TO DO
The required output consists solely of the lines from the line containing "Extract the structured" through the end of the records, copied exactly.

AVAILABLE RECORDS
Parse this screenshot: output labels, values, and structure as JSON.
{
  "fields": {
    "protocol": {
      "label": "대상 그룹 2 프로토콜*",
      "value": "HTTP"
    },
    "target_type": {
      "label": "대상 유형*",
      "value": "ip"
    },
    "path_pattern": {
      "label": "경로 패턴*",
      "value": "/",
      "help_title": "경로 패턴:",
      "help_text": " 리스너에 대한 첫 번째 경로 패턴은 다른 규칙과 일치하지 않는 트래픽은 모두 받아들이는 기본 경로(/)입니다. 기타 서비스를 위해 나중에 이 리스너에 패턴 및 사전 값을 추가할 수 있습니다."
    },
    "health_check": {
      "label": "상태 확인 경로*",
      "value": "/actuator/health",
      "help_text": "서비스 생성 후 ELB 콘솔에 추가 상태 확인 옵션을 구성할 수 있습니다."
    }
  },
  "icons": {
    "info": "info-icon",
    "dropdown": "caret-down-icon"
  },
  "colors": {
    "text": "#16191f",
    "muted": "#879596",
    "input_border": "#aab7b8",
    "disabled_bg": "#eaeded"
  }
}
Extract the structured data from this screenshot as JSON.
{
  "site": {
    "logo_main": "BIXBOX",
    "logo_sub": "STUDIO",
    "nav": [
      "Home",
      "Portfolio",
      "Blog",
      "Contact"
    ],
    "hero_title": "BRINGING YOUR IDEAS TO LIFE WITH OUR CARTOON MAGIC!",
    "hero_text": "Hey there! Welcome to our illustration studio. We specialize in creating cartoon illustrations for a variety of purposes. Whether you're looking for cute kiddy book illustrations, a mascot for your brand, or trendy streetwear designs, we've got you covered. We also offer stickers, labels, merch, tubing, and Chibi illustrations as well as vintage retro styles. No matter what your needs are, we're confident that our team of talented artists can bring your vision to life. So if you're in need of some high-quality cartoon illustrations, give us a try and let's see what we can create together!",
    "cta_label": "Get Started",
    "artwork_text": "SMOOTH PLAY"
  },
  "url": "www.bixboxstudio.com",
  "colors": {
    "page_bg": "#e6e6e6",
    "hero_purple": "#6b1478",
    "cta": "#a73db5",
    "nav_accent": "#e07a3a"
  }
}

OUTPUT FOR THIS TASK
Extract the structured data from this screenshot as JSON.
{
  "site": {
    "logo_main": "BIXBOX",
    "logo_sub": "STUDIO",
    "nav": [
      "Home",
      "Portfolio",
      "Blog",
      "Contact"
    ],
    "hero_title": "BRINGING YOUR IDEAS TO LIFE WITH OUR CARTOON MAGIC!",
    "hero_text": "Hey there! Welcome to our illustration studio. We specialize in creating cartoon illustrations for a variety of purposes. Whether you're looking for cute kiddy book illustrations, a mascot for your brand, or trendy streetwear designs, we've got you covered. We also offer stickers, labels, merch, tubing, and Chibi illustrations as well as vintage retro styles. No matter what your needs are, we're confident that our team of talented artists can bring your vision to life. So if you're in need of some high-quality cartoon illustrations, give us a try and let's see what we can create together!",
    "cta_label": "Get Started",
    "artwork_text": "SMOOTH PLAY"
  },
  "url": "www.bixboxstudio.com",
  "colors": {
    "page_bg": "#e6e6e6",
    "hero_purple": "#6b1478",
    "cta": "#a73db5",
    "nav_accent": "#e07a3a"
  }
}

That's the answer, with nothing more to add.